Task details
Search the material below for the string "Stahl" and copy each line where it appears.

Source data
§
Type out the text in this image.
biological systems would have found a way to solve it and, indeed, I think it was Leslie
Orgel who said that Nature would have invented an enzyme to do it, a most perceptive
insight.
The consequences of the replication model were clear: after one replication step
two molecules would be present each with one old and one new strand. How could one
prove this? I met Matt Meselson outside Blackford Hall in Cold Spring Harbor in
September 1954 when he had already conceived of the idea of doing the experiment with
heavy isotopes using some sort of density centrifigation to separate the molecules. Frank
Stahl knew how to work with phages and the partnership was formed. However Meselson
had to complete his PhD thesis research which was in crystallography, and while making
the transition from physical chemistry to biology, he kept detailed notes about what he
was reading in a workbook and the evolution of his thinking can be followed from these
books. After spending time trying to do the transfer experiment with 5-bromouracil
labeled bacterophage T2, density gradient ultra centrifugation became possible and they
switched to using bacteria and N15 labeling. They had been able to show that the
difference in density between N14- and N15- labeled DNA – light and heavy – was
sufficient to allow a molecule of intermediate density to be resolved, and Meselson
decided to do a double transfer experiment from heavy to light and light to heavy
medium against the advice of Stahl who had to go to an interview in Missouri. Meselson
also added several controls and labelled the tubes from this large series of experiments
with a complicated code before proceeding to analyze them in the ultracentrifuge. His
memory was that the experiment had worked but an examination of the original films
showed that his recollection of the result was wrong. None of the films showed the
§
Written solution
Stahl knew how to work with phages and the partnership was formed. However Meselson
medium against the advice of Stahl who had to go to an interview in Missouri. Meselson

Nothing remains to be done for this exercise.